* _Material for this task_:
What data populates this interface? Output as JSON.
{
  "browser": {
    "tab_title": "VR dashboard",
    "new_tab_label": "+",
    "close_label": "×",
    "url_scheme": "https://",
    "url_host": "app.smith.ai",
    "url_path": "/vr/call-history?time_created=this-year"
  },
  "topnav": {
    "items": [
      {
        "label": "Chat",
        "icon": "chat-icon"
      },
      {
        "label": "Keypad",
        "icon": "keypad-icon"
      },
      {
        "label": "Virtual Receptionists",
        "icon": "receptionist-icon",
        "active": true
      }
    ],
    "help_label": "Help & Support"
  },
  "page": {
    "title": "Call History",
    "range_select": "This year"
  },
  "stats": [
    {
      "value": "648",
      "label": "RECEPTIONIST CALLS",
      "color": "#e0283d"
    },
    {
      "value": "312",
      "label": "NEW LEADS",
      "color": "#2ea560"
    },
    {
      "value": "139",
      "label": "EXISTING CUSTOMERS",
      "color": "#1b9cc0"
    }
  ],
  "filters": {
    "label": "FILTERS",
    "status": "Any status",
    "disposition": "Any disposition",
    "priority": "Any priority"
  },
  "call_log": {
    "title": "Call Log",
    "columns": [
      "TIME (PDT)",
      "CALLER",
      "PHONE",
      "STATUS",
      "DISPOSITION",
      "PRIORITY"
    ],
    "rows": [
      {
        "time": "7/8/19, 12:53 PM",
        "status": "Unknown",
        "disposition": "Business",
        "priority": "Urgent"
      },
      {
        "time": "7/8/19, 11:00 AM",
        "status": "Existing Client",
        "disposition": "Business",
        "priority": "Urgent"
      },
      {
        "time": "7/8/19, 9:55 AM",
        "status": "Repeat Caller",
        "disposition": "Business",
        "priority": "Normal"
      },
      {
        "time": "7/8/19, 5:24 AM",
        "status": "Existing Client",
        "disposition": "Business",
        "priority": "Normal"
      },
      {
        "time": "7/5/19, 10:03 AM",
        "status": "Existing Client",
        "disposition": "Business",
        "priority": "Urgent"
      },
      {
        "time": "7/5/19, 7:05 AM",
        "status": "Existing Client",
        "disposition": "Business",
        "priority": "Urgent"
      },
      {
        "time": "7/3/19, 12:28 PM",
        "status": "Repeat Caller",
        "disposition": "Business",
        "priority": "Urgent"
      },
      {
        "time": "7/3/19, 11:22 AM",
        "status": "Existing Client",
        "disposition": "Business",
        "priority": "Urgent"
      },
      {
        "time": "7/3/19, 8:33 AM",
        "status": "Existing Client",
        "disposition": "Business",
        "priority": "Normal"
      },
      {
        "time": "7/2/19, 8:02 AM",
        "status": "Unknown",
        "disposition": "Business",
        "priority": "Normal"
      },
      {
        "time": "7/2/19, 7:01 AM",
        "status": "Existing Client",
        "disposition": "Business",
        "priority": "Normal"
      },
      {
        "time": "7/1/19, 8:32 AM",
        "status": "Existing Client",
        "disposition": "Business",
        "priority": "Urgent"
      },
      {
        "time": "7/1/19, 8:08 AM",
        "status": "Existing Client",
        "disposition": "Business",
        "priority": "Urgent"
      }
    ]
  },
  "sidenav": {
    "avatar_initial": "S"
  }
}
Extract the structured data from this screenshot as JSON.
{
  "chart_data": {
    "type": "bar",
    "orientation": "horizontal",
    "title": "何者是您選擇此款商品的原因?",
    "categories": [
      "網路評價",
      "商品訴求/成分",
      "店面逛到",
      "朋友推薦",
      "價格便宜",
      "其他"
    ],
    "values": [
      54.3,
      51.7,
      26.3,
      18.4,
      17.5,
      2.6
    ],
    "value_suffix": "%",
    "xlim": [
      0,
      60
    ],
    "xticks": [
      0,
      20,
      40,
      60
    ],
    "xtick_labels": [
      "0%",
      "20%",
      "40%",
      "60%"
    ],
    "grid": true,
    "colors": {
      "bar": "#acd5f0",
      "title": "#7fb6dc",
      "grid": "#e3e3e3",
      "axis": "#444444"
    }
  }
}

* _Written request_:
Copy out the data shown above without altering anything.

* _Solution below_:
What data populates this interface? Output as JSON.
{
  "browser": {
    "tab_title": "VR dashboard",
    "new_tab_label": "+",
    "close_label": "×",
    "url_scheme": "https://",
    "url_host": "app.smith.ai",
    "url_path": "/vr/call-history?time_created=this-year"
  },
  "topnav": {
    "items": [
      {
        "label": "Chat",
        "icon": "chat-icon"
      },
      {
        "label": "Keypad",
        "icon": "keypad-icon"
      },
      {
        "label": "Virtual Receptionists",
        "icon": "receptionist-icon",
        "active": true
      }
    ],
    "help_label": "Help & Support"
  },
  "page": {
    "title": "Call History",
    "range_select": "This year"
  },
  "stats": [
    {
      "value": "648",
      "label": "RECEPTIONIST CALLS",
      "color": "#e0283d"
    },
    {
      "value": "312",
      "label": "NEW LEADS",
      "color": "#2ea560"
    },
    {
      "value": "139",
      "label": "EXISTING CUSTOMERS",
      "color": "#1b9cc0"
    }
  ],
  "filters": {
    "label": "FILTERS",
    "status": "Any status",
    "disposition": "Any disposition",
    "priority": "Any priority"
  },
  "call_log": {
    "title": "Call Log",
    "columns": [
      "TIME (PDT)",
      "CALLER",
      "PHONE",
      "STATUS",
      "DISPOSITION",
      "PRIORITY"
    ],
    "rows": [
      {
        "time": "7/8/19, 12:53 PM",
        "status": "Unknown",
        "disposition": "Business",
        "priority": "Urgent"
      },
      {
        "time": "7/8/19, 11:00 AM",
        "status": "Existing Client",
        "disposition": "Business",
        "priority": "Urgent"
      },
      {
        "time": "7/8/19, 9:55 AM",
        "status": "Repeat Caller",
        "disposition": "Business",
        "priority": "Normal"
      },
      {
        "time": "7/8/19, 5:24 AM",
        "status": "Existing Client",
        "disposition": "Business",
        "priority": "Normal"
      },
      {
        "time": "7/5/19, 10:03 AM",
        "status": "Existing Client",
        "disposition": "Business",
        "priority": "Urgent"
      },
      {
        "time": "7/5/19, 7:05 AM",
        "status": "Existing Client",
        "disposition": "Business",
        "priority": "Urgent"
      },
      {
        "time": "7/3/19, 12:28 PM",
        "status": "Repeat Caller",
        "disposition": "Business",
        "priority": "Urgent"
      },
      {
        "time": "7/3/19, 11:22 AM",
        "status": "Existing Client",
        "disposition": "Business",
        "priority": "Urgent"
      },
      {
        "time": "7/3/19, 8:33 AM",
        "status": "Existing Client",
        "disposition": "Business",
        "priority": "Normal"
      },
      {
        "time": "7/2/19, 8:02 AM",
        "status": "Unknown",
        "disposition": "Business",
        "priority": "Normal"
      },
      {
        "time": "7/2/19, 7:01 AM",
        "status": "Existing Client",
        "disposition": "Business",
        "priority": "Normal"
      },
      {
        "time": "7/1/19, 8:32 AM",
        "status": "Existing Client",
        "disposition": "Business",
        "priority": "Urgent"
      },
      {
        "time": "7/1/19, 8:08 AM",
        "status": "Existing Client",
        "disposition": "Business",
        "priority": "Urgent"
      }
    ]
  },
  "sidenav": {
    "avatar_initial": "S"
  }
}
Extract the structured data from this screenshot as JSON.
{
  "chart_data": {
    "type": "bar",
    "orientation": "horizontal",
    "title": "何者是您選擇此款商品的原因?",
    "categories": [
      "網路評價",
      "商品訴求/成分",
      "店面逛到",
      "朋友推薦",
      "價格便宜",
      "其他"
    ],
    "values": [
      54.3,
      51.7,
      26.3,
      18.4,
      17.5,
      2.6
    ],
    "value_suffix": "%",
    "xlim": [
      0,
      60
    ],
    "xticks": [
      0,
      20,
      40,
      60
    ],
    "xtick_labels": [
      "0%",
      "20%",
      "40%",
      "60%"
    ],
    "grid": true,
    "colors": {
      "bar": "#acd5f0",
      "title": "#7fb6dc",
      "grid": "#e3e3e3",
      "axis": "#444444"
    }
  }
}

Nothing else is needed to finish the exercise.